• **GIVEN REQUEST**: Note each line that includes the word "verdade". Copy those lines.

>> start GIVEN RECORDS

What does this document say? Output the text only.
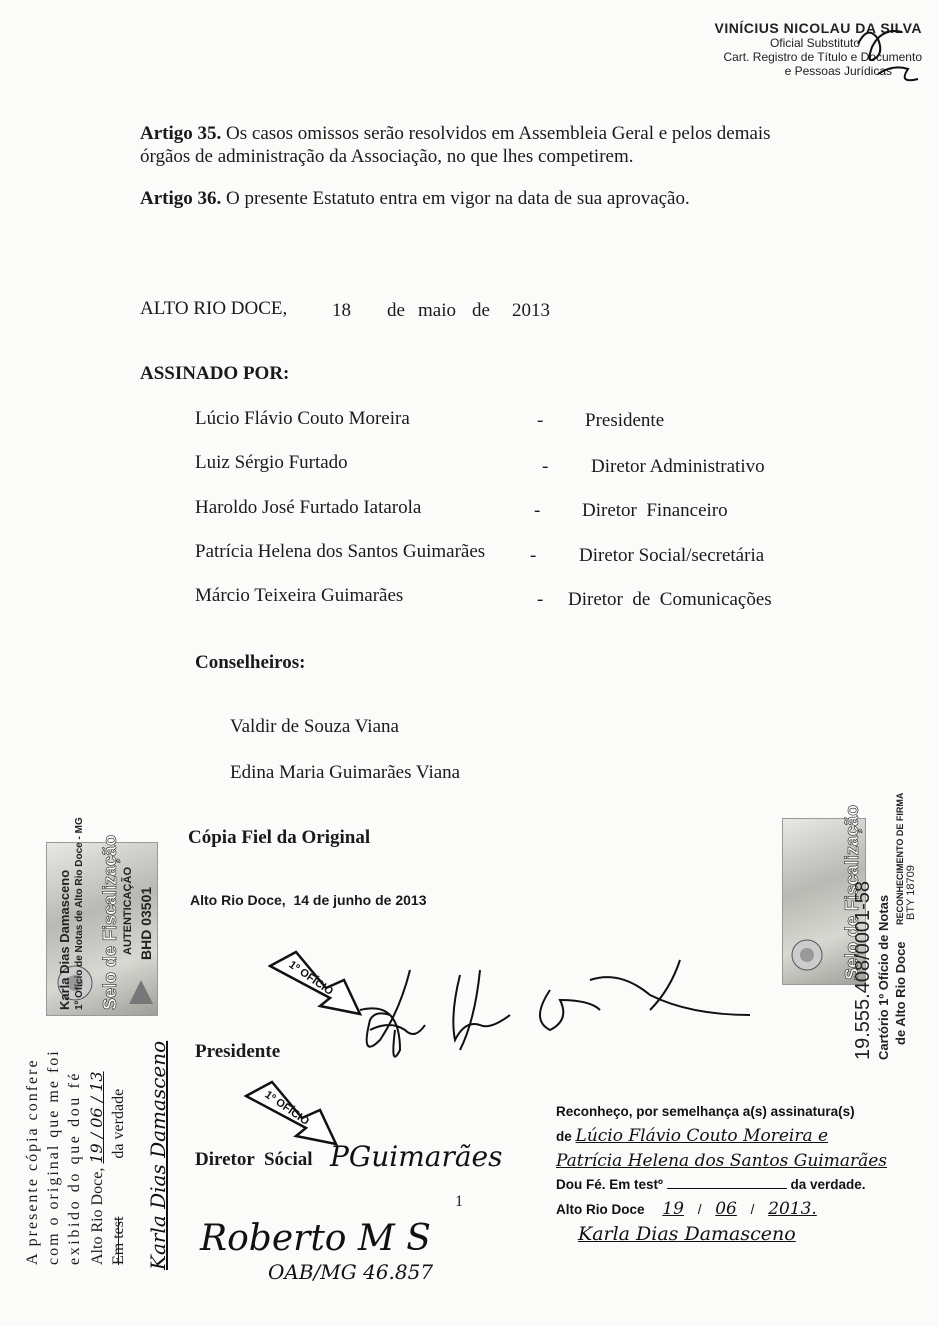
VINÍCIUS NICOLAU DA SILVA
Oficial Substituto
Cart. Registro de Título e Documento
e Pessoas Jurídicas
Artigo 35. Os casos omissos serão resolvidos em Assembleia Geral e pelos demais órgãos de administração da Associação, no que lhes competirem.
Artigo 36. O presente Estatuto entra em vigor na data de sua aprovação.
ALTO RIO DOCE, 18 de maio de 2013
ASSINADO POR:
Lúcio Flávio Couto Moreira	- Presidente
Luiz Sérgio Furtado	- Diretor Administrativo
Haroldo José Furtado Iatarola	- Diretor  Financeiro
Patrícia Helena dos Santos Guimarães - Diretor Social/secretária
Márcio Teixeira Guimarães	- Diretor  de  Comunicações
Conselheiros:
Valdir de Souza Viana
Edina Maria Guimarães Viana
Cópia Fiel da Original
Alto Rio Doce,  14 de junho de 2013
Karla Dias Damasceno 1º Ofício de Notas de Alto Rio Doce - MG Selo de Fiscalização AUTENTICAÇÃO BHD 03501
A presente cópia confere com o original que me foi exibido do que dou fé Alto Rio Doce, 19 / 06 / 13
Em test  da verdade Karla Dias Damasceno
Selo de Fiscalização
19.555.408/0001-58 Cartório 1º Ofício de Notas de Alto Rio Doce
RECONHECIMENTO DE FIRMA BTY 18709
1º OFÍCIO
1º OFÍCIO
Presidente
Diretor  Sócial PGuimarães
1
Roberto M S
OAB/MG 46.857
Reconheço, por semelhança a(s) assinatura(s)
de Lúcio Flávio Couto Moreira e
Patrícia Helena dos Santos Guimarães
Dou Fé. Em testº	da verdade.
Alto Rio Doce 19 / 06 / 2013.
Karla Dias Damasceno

>> end GIVEN RECORDS
>> start GIVEN RECORDS

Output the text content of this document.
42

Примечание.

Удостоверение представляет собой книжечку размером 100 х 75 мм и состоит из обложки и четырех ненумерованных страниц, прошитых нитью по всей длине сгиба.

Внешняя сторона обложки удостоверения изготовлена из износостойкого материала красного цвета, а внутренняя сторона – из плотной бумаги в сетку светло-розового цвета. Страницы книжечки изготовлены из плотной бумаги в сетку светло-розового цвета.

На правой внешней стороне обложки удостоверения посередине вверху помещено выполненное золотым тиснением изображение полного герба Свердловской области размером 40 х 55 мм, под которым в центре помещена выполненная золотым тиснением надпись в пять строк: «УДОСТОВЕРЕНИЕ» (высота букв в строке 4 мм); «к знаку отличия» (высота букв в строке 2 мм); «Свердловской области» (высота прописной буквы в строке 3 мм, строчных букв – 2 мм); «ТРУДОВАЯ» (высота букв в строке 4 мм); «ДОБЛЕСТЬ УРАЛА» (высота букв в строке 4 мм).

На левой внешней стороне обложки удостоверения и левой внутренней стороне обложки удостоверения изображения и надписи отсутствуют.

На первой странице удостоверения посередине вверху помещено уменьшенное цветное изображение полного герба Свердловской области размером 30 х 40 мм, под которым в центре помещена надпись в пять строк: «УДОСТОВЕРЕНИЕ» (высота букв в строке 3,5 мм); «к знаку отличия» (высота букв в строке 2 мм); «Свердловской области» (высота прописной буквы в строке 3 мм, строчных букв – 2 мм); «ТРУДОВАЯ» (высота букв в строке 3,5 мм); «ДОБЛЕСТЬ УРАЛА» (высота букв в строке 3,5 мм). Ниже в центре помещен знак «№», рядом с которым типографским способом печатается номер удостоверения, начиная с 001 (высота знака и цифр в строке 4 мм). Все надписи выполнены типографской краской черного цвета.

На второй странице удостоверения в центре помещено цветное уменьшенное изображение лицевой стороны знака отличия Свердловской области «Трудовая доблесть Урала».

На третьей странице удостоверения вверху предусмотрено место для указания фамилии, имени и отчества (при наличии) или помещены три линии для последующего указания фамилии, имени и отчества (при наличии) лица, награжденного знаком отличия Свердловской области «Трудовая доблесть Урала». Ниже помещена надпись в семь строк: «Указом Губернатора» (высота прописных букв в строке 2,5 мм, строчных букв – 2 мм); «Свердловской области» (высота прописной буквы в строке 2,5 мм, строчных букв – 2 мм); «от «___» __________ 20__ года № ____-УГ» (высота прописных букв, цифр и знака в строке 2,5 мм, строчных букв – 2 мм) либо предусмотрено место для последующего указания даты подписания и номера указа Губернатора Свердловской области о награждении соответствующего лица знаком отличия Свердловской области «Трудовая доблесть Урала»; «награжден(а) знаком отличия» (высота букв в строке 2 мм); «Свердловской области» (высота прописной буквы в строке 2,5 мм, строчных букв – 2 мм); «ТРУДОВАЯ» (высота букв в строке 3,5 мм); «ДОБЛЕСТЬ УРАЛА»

>> end GIVEN RECORDS

• **WRITTEN REPLY**:
Em test  da verdade Karla Dias Damasceno
Dou Fé. Em testº	da verdade.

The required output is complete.